## Task to carry out:
If a line in the listing includes the word "predikant", copy it out.

## Provided records:
- - - - - - -
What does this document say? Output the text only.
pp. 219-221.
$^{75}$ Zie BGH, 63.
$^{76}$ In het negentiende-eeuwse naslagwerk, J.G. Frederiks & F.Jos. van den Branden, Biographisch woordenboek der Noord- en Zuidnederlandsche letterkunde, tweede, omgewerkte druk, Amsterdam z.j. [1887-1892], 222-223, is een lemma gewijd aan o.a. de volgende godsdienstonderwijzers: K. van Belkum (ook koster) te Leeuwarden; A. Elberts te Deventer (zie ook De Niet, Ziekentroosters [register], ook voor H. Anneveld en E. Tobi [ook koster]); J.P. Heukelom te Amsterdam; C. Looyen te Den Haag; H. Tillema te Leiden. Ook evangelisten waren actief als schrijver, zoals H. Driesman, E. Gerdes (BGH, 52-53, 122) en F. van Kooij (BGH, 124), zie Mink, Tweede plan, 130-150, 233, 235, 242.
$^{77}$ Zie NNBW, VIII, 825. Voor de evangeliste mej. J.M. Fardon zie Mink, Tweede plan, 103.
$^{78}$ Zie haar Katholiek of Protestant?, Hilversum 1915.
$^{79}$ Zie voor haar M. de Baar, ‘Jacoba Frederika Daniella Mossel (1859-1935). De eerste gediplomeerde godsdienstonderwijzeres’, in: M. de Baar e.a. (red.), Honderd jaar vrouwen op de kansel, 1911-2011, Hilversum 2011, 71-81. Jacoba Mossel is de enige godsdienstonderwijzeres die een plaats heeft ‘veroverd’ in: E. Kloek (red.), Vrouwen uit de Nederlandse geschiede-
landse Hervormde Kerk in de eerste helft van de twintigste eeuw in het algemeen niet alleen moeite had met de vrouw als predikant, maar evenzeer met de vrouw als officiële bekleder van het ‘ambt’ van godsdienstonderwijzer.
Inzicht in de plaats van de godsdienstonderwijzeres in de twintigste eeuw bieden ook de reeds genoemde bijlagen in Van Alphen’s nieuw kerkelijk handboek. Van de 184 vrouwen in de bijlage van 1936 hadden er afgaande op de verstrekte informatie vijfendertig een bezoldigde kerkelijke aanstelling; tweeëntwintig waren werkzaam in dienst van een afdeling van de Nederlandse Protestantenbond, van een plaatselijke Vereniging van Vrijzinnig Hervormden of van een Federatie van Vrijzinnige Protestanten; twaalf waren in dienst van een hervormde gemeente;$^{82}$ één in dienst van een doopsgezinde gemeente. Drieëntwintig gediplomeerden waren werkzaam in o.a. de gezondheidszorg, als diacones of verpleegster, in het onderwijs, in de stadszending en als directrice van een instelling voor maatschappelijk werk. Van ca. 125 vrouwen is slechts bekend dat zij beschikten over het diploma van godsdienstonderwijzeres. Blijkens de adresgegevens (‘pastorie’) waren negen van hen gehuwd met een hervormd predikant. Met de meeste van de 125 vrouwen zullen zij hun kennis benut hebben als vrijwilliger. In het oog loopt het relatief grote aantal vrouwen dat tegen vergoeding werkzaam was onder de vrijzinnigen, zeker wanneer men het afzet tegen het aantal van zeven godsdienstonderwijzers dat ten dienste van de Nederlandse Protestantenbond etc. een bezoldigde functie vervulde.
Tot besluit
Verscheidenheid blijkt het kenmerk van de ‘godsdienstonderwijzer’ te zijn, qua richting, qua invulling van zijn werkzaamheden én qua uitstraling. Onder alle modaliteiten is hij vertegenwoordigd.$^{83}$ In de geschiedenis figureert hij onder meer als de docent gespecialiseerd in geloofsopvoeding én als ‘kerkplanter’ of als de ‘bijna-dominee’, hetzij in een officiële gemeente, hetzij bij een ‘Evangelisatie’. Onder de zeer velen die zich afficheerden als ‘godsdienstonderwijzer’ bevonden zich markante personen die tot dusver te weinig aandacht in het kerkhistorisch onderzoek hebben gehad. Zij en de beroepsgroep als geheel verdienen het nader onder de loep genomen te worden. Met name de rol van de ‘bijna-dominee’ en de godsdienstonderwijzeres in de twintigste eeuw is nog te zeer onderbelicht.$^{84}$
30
- - - - - - -
## Reply to the task:
landse Hervormde Kerk in de eerste helft van de twintigste eeuw in het algemeen niet alleen moeite had met de vrouw als predikant, maar evenzeer met de vrouw als officiële bekleder van het ‘ambt’ van godsdienstonderwijzer.
Inzicht in de plaats van de godsdienstonderwijzeres in de twintigste eeuw bieden ook de reeds genoemde bijlagen in Van Alphen’s nieuw kerkelijk handboek. Van de 184 vrouwen in de bijlage van 1936 hadden er afgaande op de verstrekte informatie vijfendertig een bezoldigde kerkelijke aanstelling; tweeëntwintig waren werkzaam in dienst van een afdeling van de Nederlandse Protestantenbond, van een plaatselijke Vereniging van Vrijzinnig Hervormden of van een Federatie van Vrijzinnige Protestanten; twaalf waren in dienst van een hervormde gemeente;$^{82}$ één in dienst van een doopsgezinde gemeente. Drieëntwintig gediplomeerden waren werkzaam in o.a. de gezondheidszorg, als diacones of verpleegster, in het onderwijs, in de stadszending en als directrice van een instelling voor maatschappelijk werk. Van ca. 125 vrouwen is slechts bekend dat zij beschikten over het diploma van godsdienstonderwijzeres. Blijkens de adresgegevens (‘pastorie’) waren negen van hen gehuwd met een hervormd predikant. Met de meeste van de 125 vrouwen zullen zij hun kennis benut hebben als vrijwilliger. In het oog loopt het relatief grote aantal vrouwen dat tegen vergoeding werkzaam was onder de vrijzinnigen, zeker wanneer men het afzet tegen het aantal van zeven godsdienstonderwijzers dat ten dienste van de Nederlandse Protestantenbond etc. een bezoldigde functie vervulde.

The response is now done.